:: WHAT THIS TASK INVOLVES ::
From the listing below, copy every line with the word "University".

◇ ◇ ◇ ◇

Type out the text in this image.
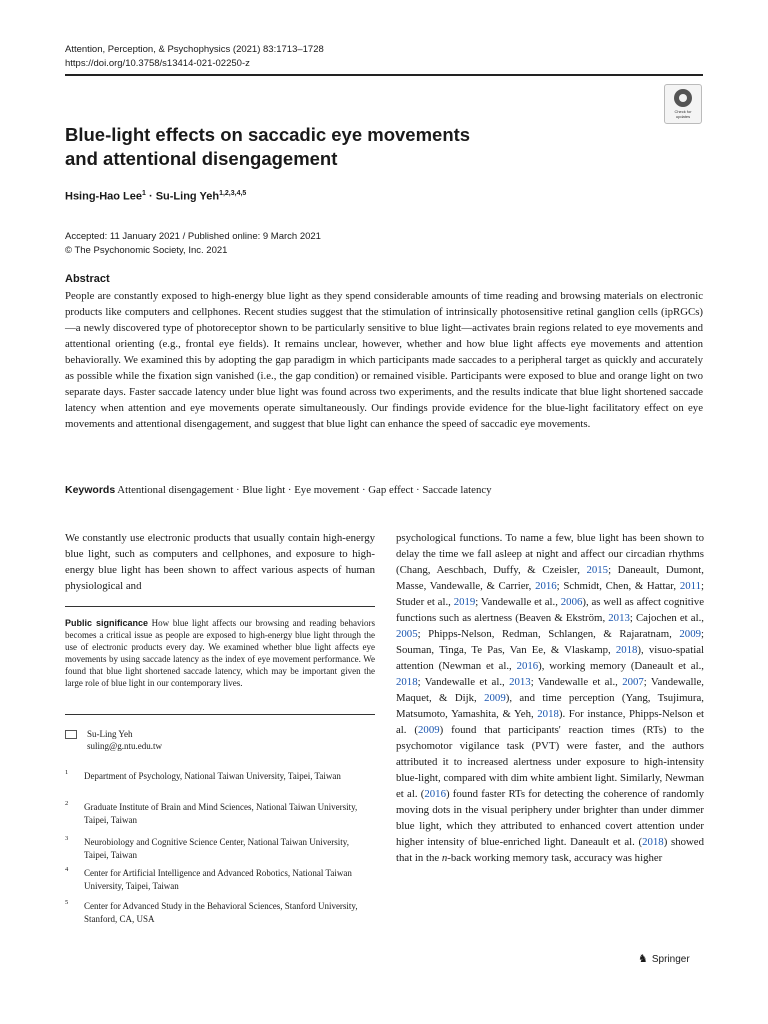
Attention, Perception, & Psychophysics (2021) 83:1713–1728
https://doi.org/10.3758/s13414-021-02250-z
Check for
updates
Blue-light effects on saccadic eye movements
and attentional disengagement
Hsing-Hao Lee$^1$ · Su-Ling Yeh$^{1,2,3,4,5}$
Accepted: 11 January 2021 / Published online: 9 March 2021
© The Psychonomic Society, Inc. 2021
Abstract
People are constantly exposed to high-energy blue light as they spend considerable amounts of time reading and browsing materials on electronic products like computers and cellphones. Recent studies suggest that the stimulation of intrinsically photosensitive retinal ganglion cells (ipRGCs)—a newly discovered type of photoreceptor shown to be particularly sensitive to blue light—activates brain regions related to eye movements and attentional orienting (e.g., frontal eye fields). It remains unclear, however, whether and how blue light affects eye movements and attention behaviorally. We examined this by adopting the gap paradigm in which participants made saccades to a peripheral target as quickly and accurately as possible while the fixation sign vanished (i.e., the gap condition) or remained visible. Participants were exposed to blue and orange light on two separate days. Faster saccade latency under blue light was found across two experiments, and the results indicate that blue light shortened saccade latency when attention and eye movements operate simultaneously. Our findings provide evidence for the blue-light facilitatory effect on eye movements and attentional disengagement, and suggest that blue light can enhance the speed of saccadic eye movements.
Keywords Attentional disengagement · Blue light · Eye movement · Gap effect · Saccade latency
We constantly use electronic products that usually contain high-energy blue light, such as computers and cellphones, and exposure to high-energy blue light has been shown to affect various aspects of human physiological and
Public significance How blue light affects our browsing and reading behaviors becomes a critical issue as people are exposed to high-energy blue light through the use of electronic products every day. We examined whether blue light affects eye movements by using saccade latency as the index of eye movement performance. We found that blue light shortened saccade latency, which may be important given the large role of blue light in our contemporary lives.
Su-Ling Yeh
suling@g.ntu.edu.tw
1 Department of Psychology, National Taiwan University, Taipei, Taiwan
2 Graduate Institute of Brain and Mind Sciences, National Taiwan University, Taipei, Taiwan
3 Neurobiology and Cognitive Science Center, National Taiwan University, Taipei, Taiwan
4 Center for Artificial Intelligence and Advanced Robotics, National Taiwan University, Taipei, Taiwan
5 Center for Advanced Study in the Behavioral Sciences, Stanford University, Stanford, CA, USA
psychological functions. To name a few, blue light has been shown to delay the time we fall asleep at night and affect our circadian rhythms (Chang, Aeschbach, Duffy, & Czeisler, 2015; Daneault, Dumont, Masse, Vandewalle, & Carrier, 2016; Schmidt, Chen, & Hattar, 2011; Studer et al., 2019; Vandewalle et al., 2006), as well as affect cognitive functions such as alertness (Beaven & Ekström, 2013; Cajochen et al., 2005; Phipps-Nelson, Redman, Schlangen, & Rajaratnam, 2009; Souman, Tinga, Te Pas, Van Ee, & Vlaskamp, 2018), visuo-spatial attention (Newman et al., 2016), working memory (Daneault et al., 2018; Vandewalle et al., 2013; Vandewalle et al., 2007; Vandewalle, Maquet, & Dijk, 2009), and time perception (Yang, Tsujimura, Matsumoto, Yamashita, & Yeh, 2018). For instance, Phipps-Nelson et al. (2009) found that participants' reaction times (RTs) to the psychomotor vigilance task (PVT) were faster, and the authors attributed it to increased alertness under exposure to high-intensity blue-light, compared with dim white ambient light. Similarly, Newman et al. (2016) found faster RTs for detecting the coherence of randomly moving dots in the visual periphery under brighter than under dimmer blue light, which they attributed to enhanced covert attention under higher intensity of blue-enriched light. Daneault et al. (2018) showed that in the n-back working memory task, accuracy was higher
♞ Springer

◇ ◇ ◇ ◇

:: FINISHED EXERCISE ::
1 Department of Psychology, National Taiwan University, Taipei, Taiwan
2 Graduate Institute of Brain and Mind Sciences, National Taiwan University, Taipei, Taiwan
3 Neurobiology and Cognitive Science Center, National Taiwan University, Taipei, Taiwan
4 Center for Artificial Intelligence and Advanced Robotics, National Taiwan University, Taipei, Taiwan
5 Center for Advanced Study in the Behavioral Sciences, Stanford University, Stanford, CA, USA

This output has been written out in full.